(GIVEN TEXT)
The Twelve Steps comprises a set of guiding principles and actions designed to avail recovery from substance addictions, and compulsive or behavioural problems often referred to as process addictions.
Originally conceived by the fellowship of Alcoholics Anonymous (AA) to combat alcoholism, the Twelve Steps first featured in the 1939 book ‘Alcoholics Anonymous: The Story of How More Than One Hundred Men Have Recovered from Alcoholism’. That book, revised on occasions, is still the main writing of AA, and is commonly known by members as The Big Book. The Twelve Steps, and other innovations and insights published therein, became the foundation of many other fellowships utilising The Twelve Step program.
The Twelve Steps method has been adapted by more than 200 self-help fellowships to address a wide range of problems including alcoholism, substance-abuse, dependency and process addiction problems. There are literally millions of people around the world, attending any of tens of thousands of ‘meetings’ a day, finding a reprieve from their problems.
Along with AA, other Fellowships that are most pertinent to the rehabilitation offered by SafeHouse Rehab are Narcotics Anonymous, Cocaine Anonymous, Marijuana Anonymous, Overeaters Anonymous, Gamblers Anonymous, and Sex and Love Addicts Anonymous. During treatment at SafeHouse, The Twelve Steps will be referenced regularly, and the first three or five Steps will be ‘worked’ alongside, and in conjunction with, the four stages of the SafeHouse program. Clients will also attend at least two ‘Anonymous’ meetings a week during rehab, in order that they become familiar with the workings and benefits of so doing.
The following are The Twelve Steps as published by Alcoholics Anonymous;
Step 1: We admitted we were powerless over alcohol—that our lives had become unmanageable.
Step 2: Came to believe that a Power greater than ourselves could restore us to sanity.
Step 3: Made a decision to turn our will and our lives over to the care of God as we understood Him.
Step 4: Made a searching and fearless moral inventory of ourselves.
Step 5: Admitted to God, to ourselves, and to another human being the exact nature of our wrongs.
Step 6: Were entirely ready to have God remove all these defects of character.
Step 7: Humbly asked Him to remove our shortcomings.
Step 8: Made a list of all persons we had harmed, and became willing to make amends to them all.
Step 9: Made direct amends to such people wherever possible, except when to do so would injure them or others.
Step 10: Continued to take personal inventory, and when we were wrong, promptly admitted it.
Step 11: Sought through prayer and meditation to improve our conscious contact with God as we understood Him, praying only for knowledge of His will for us and the power to carry that out.
(End GIVEN TEXT)
(GIVEN DATA)
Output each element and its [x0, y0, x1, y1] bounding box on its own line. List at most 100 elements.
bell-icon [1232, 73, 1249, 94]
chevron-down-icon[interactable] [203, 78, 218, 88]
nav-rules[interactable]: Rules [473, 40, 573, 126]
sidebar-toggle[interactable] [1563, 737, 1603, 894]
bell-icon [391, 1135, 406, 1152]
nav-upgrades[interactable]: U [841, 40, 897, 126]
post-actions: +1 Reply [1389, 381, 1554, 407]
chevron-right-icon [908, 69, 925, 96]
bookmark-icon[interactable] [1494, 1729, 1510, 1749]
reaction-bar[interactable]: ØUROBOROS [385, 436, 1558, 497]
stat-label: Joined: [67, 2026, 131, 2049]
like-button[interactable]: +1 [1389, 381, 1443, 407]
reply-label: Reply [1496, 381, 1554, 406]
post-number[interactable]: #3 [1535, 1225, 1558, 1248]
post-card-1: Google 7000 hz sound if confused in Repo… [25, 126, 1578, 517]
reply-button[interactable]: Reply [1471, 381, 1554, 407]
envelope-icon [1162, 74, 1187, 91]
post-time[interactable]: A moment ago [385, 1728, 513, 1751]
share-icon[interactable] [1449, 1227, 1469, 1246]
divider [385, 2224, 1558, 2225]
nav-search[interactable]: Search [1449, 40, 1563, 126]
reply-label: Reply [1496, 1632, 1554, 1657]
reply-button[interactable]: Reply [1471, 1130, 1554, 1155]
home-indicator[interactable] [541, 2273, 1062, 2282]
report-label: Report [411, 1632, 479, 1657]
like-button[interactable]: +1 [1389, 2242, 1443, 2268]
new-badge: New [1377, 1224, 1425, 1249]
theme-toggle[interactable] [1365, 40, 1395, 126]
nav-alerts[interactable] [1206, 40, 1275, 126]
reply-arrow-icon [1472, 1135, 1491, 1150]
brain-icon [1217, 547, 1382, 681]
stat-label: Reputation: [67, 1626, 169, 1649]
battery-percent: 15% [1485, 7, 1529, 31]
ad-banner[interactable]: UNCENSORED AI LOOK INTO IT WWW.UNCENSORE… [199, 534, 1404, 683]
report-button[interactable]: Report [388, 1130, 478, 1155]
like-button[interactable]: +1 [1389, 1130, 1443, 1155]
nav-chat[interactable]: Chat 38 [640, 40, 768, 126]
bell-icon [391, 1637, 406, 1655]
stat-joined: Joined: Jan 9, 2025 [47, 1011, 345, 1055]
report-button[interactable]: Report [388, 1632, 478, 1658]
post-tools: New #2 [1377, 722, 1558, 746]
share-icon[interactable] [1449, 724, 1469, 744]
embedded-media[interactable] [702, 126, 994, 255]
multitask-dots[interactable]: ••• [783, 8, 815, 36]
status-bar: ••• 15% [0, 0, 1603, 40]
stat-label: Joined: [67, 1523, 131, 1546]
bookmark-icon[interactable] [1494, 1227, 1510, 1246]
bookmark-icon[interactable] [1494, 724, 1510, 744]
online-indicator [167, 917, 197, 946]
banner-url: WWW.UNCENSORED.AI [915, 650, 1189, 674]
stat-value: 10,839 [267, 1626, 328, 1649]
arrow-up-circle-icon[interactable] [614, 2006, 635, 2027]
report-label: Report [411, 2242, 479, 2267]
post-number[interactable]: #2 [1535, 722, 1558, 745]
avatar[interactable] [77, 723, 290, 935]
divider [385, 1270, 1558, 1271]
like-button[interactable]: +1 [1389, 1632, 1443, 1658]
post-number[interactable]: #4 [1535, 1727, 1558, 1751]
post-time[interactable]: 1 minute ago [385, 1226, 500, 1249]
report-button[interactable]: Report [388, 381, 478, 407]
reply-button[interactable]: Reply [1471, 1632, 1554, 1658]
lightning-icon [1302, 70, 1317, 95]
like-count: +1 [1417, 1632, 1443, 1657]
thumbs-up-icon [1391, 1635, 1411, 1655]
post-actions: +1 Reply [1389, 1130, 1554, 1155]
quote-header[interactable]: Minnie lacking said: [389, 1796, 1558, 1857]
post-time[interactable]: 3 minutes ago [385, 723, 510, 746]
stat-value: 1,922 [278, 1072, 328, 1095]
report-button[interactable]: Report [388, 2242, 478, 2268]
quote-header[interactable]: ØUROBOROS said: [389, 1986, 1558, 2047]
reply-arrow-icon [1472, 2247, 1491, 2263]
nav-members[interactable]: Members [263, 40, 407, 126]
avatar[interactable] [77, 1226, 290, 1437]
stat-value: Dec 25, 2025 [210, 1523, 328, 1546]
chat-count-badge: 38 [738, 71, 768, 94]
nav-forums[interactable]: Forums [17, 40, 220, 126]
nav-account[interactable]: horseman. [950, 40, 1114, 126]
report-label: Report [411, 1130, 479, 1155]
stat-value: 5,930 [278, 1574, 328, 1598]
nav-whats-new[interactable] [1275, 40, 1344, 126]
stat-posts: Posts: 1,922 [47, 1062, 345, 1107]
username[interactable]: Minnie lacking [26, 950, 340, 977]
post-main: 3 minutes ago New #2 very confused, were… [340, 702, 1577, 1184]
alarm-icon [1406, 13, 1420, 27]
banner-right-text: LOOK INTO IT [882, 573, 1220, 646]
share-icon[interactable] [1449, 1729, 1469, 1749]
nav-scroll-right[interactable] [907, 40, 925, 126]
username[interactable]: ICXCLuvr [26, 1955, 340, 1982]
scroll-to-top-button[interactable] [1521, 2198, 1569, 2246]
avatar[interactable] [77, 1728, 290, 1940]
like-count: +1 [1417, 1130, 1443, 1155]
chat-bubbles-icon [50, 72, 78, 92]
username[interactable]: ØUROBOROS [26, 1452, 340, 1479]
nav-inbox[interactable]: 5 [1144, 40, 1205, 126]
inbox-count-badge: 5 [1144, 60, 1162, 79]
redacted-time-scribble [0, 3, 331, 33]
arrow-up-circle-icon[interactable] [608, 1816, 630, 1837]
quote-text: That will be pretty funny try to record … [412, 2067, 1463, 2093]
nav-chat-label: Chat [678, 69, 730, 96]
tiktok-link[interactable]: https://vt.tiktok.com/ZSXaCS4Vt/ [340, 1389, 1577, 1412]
(End GIVEN DATA)
EXERCISE TASKS:
1) Repeat the Twelve Steps text word for word, from "The following are" up to and including "them or others.".
2) Do these statements agree with the Twelve Steps text? For each, answer yes or no and quote the words that decide it. (a) The Twelve Steps first appeared in a book published in 1939. (b) SafeHouse clients attend at least three "Anonymous" meetings a week during rehab. (c) More than 200 self-help fellowships have adapted the Twelve Steps method.
The rows were taken from a separate source.

TASK ANSWERS:
1)
The following are The Twelve Steps as published by Alcoholics Anonymous;
Step 1: We admitted we were powerless over alcohol—that our lives had become unmanageable.
Step 2: Came to believe that a Power greater than ourselves could restore us to sanity.
Step 3: Made a decision to turn our will and our lives over to the care of God as we understood Him.
Step 4: Made a searching and fearless moral inventory of ourselves.
Step 5: Admitted to God, to ourselves, and to another human being the exact nature of our wrongs.
Step 6: Were entirely ready to have God remove all these defects of character.
Step 7: Humbly asked Him to remove our shortcomings.
Step 8: Made a list of all persons we had harmed, and became willing to make amends to them all.
Step 9: Made direct amends to such people wherever possible, except when to do so would injure them or others.

2)
(a) Yes: "the Twelve Steps first featured in the 1939 book"
(b) No: "Clients will also attend at least two ‘Anonymous’ meetings a week during rehab"
(c) Yes: "The Twelve Steps method has been adapted by more than 200 self-help fellowships"